§ Listed entries:
-- Begin --

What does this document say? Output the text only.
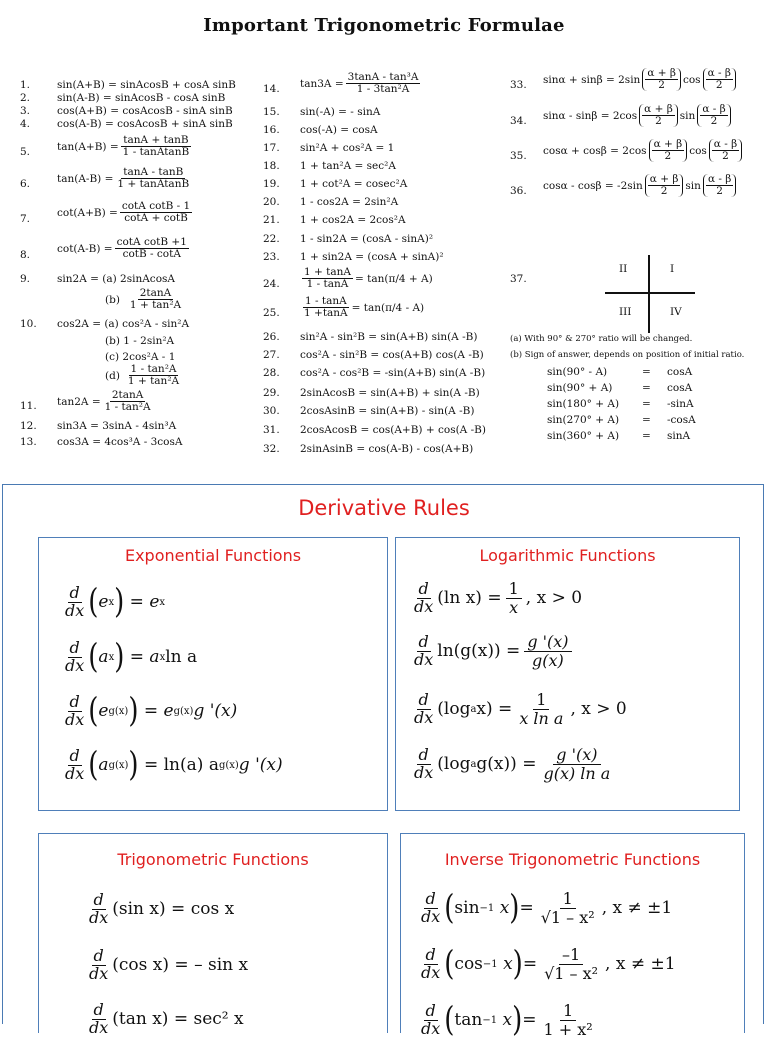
Important Trigonometric Formulae
1.	sin(A+B) = sinAcosB + cosA sinB
2.	sin(A-B) = sinAcosB - cosA sinB
3.	cos(A+B) = cosAcosB - sinA sinB
4.	cos(A-B) = cosAcosB + sinA sinB
5.	$\tan(A+B) = \frac{\tan A + \tan B}{\text{1 - tanAtanB}}$
6.	$\tan(A-B) = \frac{\tan A - \tan B}{\text{1 + tanAtanB}}$
7.
$\cot(A+B) = \frac{\text{cotA cotB - 1}}{\cot A + \cot B}$
8.
$\cot(A-B) = \frac{\text{cotA cotB +1}}{\cot B - \cot A}$
9.	sin2A = (a) 2sinAcosA
$(b) \frac{2\tan A}{\text{1 + tan²A}}$
10. cos2A = (a) cos²A - sin²A
(b) 1 - 2sin²A
(c) 2cos²A - 1
$(d) \frac{\text{1 - tan²A}}{\text{1 + tan²A}}$
11. $\tan 2A = \frac{2\tan A}{\text{1 - tan²A}}$
12. sin3A = 3sinA - 4sin³A
13. cos3A = 4cos³A - 3cosA
14. $\tan 3A = \frac{\text{3tanA - tan³A}}{\text{1 - 3tan²A}}$
15. sin(-A) = - sinA
16. cos(-A) = cosA
17. sin²A + cos²A = 1
18. 1 + tan²A = sec²A
19. 1 + cot²A = cosec²A
20. 1 - cos2A = 2sin²A
21. 1 + cos2A = 2cos²A
22. 1 - sin2A = (cosA - sinA)²
23. 1 + sin2A = (cosA + sinA)²
24. $\frac{1 + \tan A}{1 - \tan A} = \tan(\pi/4 + A)$
25. $\frac{1 - \tan A}{1 +\tan A} = \tan(\pi/4 - A)$
26. sin²A - sin²B = sin(A+B) sin(A -B)
27. cos²A - sin²B = cos(A+B) cos(A -B)
28. cos²A - cos²B = -sin(A+B) sin(A -B)
29. 2sinAcosB = sin(A+B) + sin(A -B)
30. 2cosAsinB = sin(A+B) - sin(A -B)
31. 2cosAcosB = cos(A+B) + cos(A -B)
32. 2sinAsinB = cos(A-B) - cos(A+B)
33. $\sin\alpha + \sin\beta = 2\sin \frac{\alpha + \beta}{2}$ $\cos \frac{\alpha - \beta}{2}$
34. $\sin\alpha - \sin\beta = 2\cos \frac{\alpha + \beta}{2}$ $\sin \frac{\alpha - \beta}{2}$
35. $\cos\alpha + \cos\beta = 2\cos \frac{\alpha + \beta}{2}$ $\cos \frac{\alpha - \beta}{2}$
36. $\cos\alpha - \cos\beta = -2\sin \frac{\alpha + \beta}{2}$ $\sin \frac{\alpha - \beta}{2}$
37.
II	I
III	IV
(a) With 90° & 270° ratio will be changed.
(b) Sign of answer, depends on position of initial ratio.
sin(90° - A)	=	cosA
sin(90° + A)	=	cosA
sin(180° + A)	=	-sinA
sin(270° + A)	=	-cosA
sin(360° + A)	=	sinA
Derivative Rules
Exponential Functions
d
dx ( e x ) = e x
d
dx ( a x ) = a x ln a
d
dx ( e g(x) ) = e g(x) g '(x)
d
dx ( a g(x) ) = ln(a) a g(x) g '(x)
Logarithmic Functions
d
dx (ln $x) = \frac{1}{x}$ , x > 0
d
dx $\ln(g(x)) = \frac{g '(x)}{g(x)}$
d
dx (log a $x) = \frac{1}{\text{x ln a}}$ , x > 0
d
dx (log a $g(x)) = \frac{g '(x)}{\text{g(x) ln a}}$
Trigonometric Functions
d
dx (sin x) = cos x
d
dx (cos x) = – sin x
d
dx (tan x) = sec² x
Inverse Trigonometric Functions
d
dx ( sin −1
x ) = $\frac{1}{\text{√1 – x²}}$ , x ≠ ±1
d
dx ( cos −1
x ) = $\frac{-1}{\text{√1 – x²}}$ , x ≠ ±1
d
dx ( tan −1
x ) = $\frac{1}{\text{1 + x²}}$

-- End --

§ Objective: How many of the lines above hold the word "cotB"? Give only that number.

§ Solution: 2